▶ THE TASK: Copy all entries verbatim and keep any pictures out of the copy.
[SOURCE RECORDS — start]
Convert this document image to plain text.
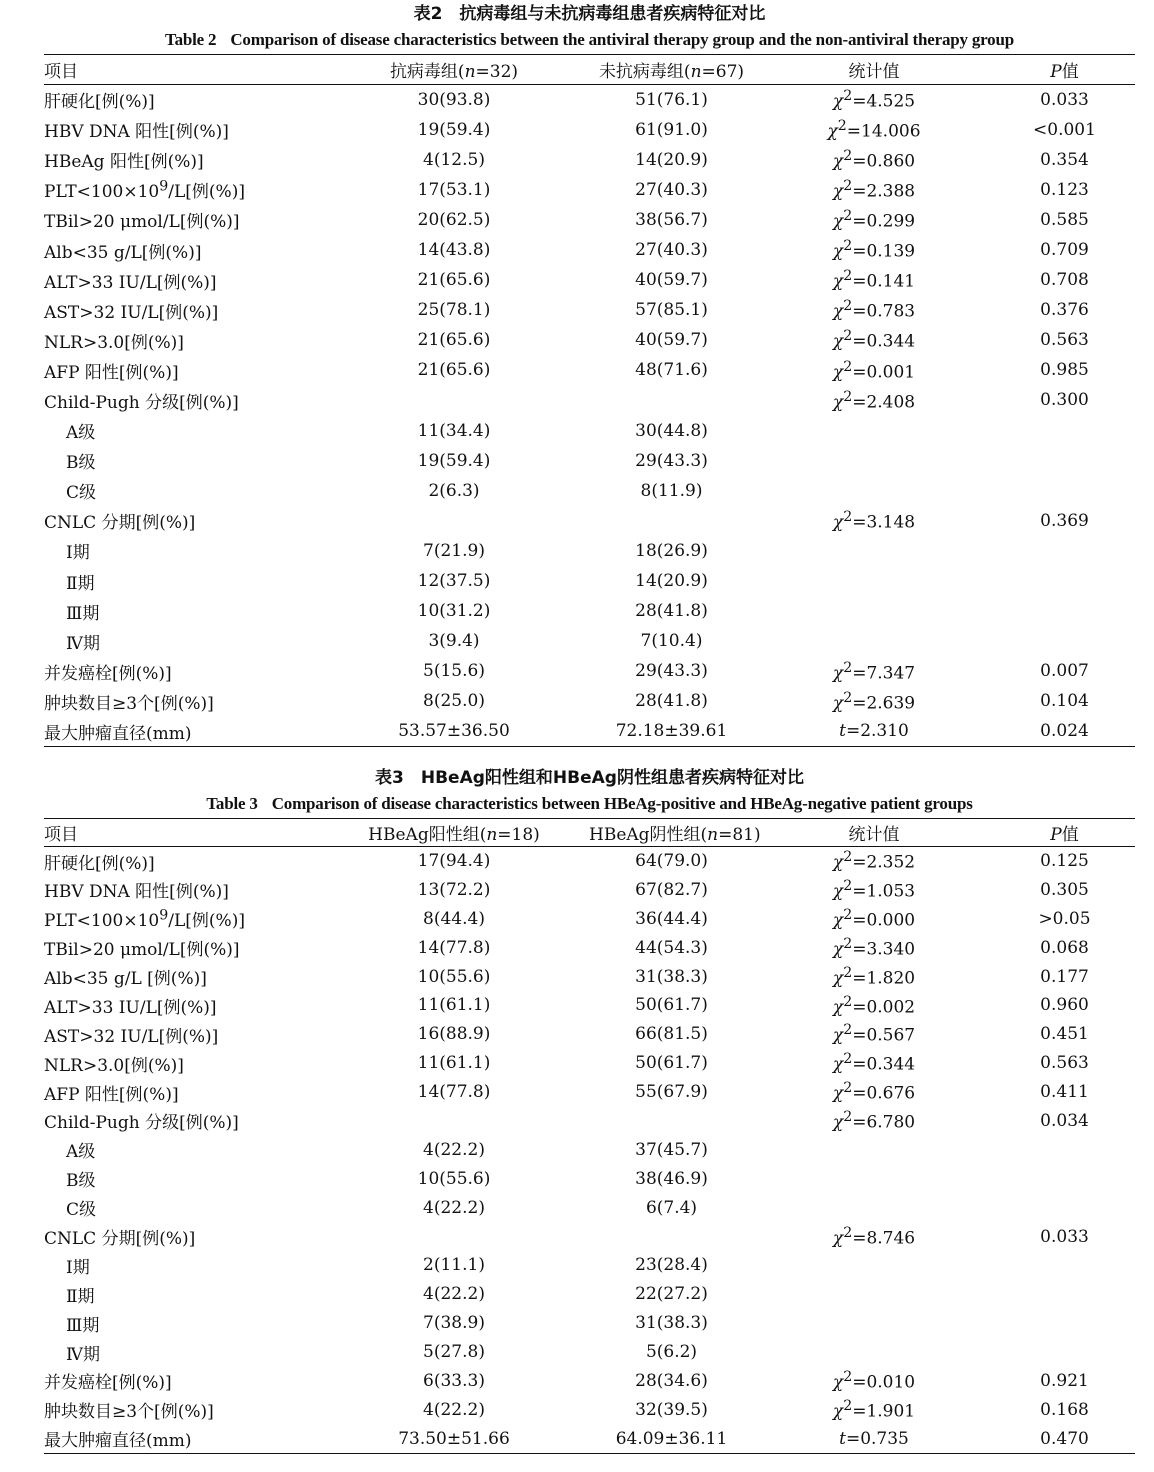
表2　抗病毒组与未抗病毒组患者疾病特征对比
Table 2 Comparison of disease characteristics between the antiviral therapy group and the non-antiviral therapy group
项目	抗病毒组(n=32)	未抗病毒组(n=67)	统计值	P值
肝硬化[例(%)]	30(93.8)	51(76.1)	$\chi^2=4.525$	0.033
HBV DNA 阳性[例(%)]	19(59.4)	61(91.0)	$\chi^2=14.006$	<0.001
HBeAg 阳性[例(%)]	4(12.5)	14(20.9)	$\chi^2=0.860$	0.354
$PLT<100\times 10^9/L$[例(%)]	17(53.1)	27(40.3)	$\chi^2=2.388$	0.123
TBil>20 μmol/L[例(%)]	20(62.5)	38(56.7)	$\chi^2=0.299$	0.585
Alb<35 g/L[例(%)]	14(43.8)	27(40.3)	$\chi^2=0.139$	0.709
ALT>33 IU/L[例(%)]	21(65.6)	40(59.7)	$\chi^2=0.141$	0.708
AST>32 IU/L[例(%)]	25(78.1)	57(85.1)	$\chi^2=0.783$	0.376
NLR>3.0[例(%)]	21(65.6)	40(59.7)	$\chi^2=0.344$	0.563
AFP 阳性[例(%)]	21(65.6)	48(71.6)	$\chi^2=0.001$	0.985
Child-Pugh 分级[例(%)]			$\chi^2=2.408$	0.300
A级	11(34.4)	30(44.8)		
B级	19(59.4)	29(43.3)		
C级	2(6.3)	8(11.9)		
CNLC 分期[例(%)]			$\chi^2=3.148$	0.369
Ⅰ期	7(21.9)	18(26.9)		
Ⅱ期	12(37.5)	14(20.9)		
Ⅲ期	10(31.2)	28(41.8)		
Ⅳ期	3(9.4)	7(10.4)		
并发癌栓[例(%)]	5(15.6)	29(43.3)	$\chi^2=7.347$	0.007
肿块数目≥3个[例(%)]	8(25.0)	28(41.8)	$\chi^2=2.639$	0.104
最大肿瘤直径(mm)	53.57±36.50	72.18±39.61	t=2.310	0.024
表3　HBeAg阳性组和HBeAg阴性组患者疾病特征对比
Table 3 Comparison of disease characteristics between HBeAg-positive and HBeAg-negative patient groups
项目	HBeAg阳性组(n=18)	HBeAg阴性组(n=81)	统计值	P值
肝硬化[例(%)]	17(94.4)	64(79.0)	$\chi^2=2.352$	0.125
HBV DNA 阳性[例(%)]	13(72.2)	67(82.7)	$\chi^2=1.053$	0.305
$PLT<100\times 10^9/L$[例(%)]	8(44.4)	36(44.4)	$\chi^2=0.000$	>0.05
TBil>20 μmol/L[例(%)]	14(77.8)	44(54.3)	$\chi^2=3.340$	0.068
Alb<35 g/L [例(%)]	10(55.6)	31(38.3)	$\chi^2=1.820$	0.177
ALT>33 IU/L[例(%)]	11(61.1)	50(61.7)	$\chi^2=0.002$	0.960
AST>32 IU/L[例(%)]	16(88.9)	66(81.5)	$\chi^2=0.567$	0.451
NLR>3.0[例(%)]	11(61.1)	50(61.7)	$\chi^2=0.344$	0.563
AFP 阳性[例(%)]	14(77.8)	55(67.9)	$\chi^2=0.676$	0.411
Child-Pugh 分级[例(%)]			$\chi^2=6.780$	0.034
A级	4(22.2)	37(45.7)		
B级	10(55.6)	38(46.9)		
C级	4(22.2)	6(7.4)		
CNLC 分期[例(%)]			$\chi^2=8.746$	0.033
Ⅰ期	2(11.1)	23(28.4)		
Ⅱ期	4(22.2)	22(27.2)		
Ⅲ期	7(38.9)	31(38.3)		
Ⅳ期	5(27.8)	5(6.2)		
并发癌栓[例(%)]	6(33.3)	28(34.6)	$\chi^2=0.010$	0.921
肿块数目≥3个[例(%)]	4(22.2)	32(39.5)	$\chi^2=1.901$	0.168
最大肿瘤直径(mm)	73.50±51.66	64.09±36.11	t=0.735	0.470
[SOURCE RECORDS — finish]
▶ TASK RESPONSE:
Convert this document image to plain text.
表2　抗病毒组与未抗病毒组患者疾病特征对比
Table 2 Comparison of disease characteristics between the antiviral therapy group and the non-antiviral therapy group
项目	抗病毒组(n=32)	未抗病毒组(n=67)	统计值	P值
肝硬化[例(%)]	30(93.8)	51(76.1)	$\chi^2=4.525$	0.033
HBV DNA 阳性[例(%)]	19(59.4)	61(91.0)	$\chi^2=14.006$	<0.001
HBeAg 阳性[例(%)]	4(12.5)	14(20.9)	$\chi^2=0.860$	0.354
$PLT<100\times 10^9/L$[例(%)]	17(53.1)	27(40.3)	$\chi^2=2.388$	0.123
TBil>20 μmol/L[例(%)]	20(62.5)	38(56.7)	$\chi^2=0.299$	0.585
Alb<35 g/L[例(%)]	14(43.8)	27(40.3)	$\chi^2=0.139$	0.709
ALT>33 IU/L[例(%)]	21(65.6)	40(59.7)	$\chi^2=0.141$	0.708
AST>32 IU/L[例(%)]	25(78.1)	57(85.1)	$\chi^2=0.783$	0.376
NLR>3.0[例(%)]	21(65.6)	40(59.7)	$\chi^2=0.344$	0.563
AFP 阳性[例(%)]	21(65.6)	48(71.6)	$\chi^2=0.001$	0.985
Child-Pugh 分级[例(%)]			$\chi^2=2.408$	0.300
A级	11(34.4)	30(44.8)		
B级	19(59.4)	29(43.3)		
C级	2(6.3)	8(11.9)		
CNLC 分期[例(%)]			$\chi^2=3.148$	0.369
Ⅰ期	7(21.9)	18(26.9)		
Ⅱ期	12(37.5)	14(20.9)		
Ⅲ期	10(31.2)	28(41.8)		
Ⅳ期	3(9.4)	7(10.4)		
并发癌栓[例(%)]	5(15.6)	29(43.3)	$\chi^2=7.347$	0.007
肿块数目≥3个[例(%)]	8(25.0)	28(41.8)	$\chi^2=2.639$	0.104
最大肿瘤直径(mm)	53.57±36.50	72.18±39.61	t=2.310	0.024
表3　HBeAg阳性组和HBeAg阴性组患者疾病特征对比
Table 3 Comparison of disease characteristics between HBeAg-positive and HBeAg-negative patient groups
项目	HBeAg阳性组(n=18)	HBeAg阴性组(n=81)	统计值	P值
肝硬化[例(%)]	17(94.4)	64(79.0)	$\chi^2=2.352$	0.125
HBV DNA 阳性[例(%)]	13(72.2)	67(82.7)	$\chi^2=1.053$	0.305
$PLT<100\times 10^9/L$[例(%)]	8(44.4)	36(44.4)	$\chi^2=0.000$	>0.05
TBil>20 μmol/L[例(%)]	14(77.8)	44(54.3)	$\chi^2=3.340$	0.068
Alb<35 g/L [例(%)]	10(55.6)	31(38.3)	$\chi^2=1.820$	0.177
ALT>33 IU/L[例(%)]	11(61.1)	50(61.7)	$\chi^2=0.002$	0.960
AST>32 IU/L[例(%)]	16(88.9)	66(81.5)	$\chi^2=0.567$	0.451
NLR>3.0[例(%)]	11(61.1)	50(61.7)	$\chi^2=0.344$	0.563
AFP 阳性[例(%)]	14(77.8)	55(67.9)	$\chi^2=0.676$	0.411
Child-Pugh 分级[例(%)]			$\chi^2=6.780$	0.034
A级	4(22.2)	37(45.7)		
B级	10(55.6)	38(46.9)		
C级	4(22.2)	6(7.4)		
CNLC 分期[例(%)]			$\chi^2=8.746$	0.033
Ⅰ期	2(11.1)	23(28.4)		
Ⅱ期	4(22.2)	22(27.2)		
Ⅲ期	7(38.9)	31(38.3)		
Ⅳ期	5(27.8)	5(6.2)		
并发癌栓[例(%)]	6(33.3)	28(34.6)	$\chi^2=0.010$	0.921
肿块数目≥3个[例(%)]	4(22.2)	32(39.5)	$\chi^2=1.901$	0.168
最大肿瘤直径(mm)	73.50±51.66	64.09±36.11	t=0.735	0.470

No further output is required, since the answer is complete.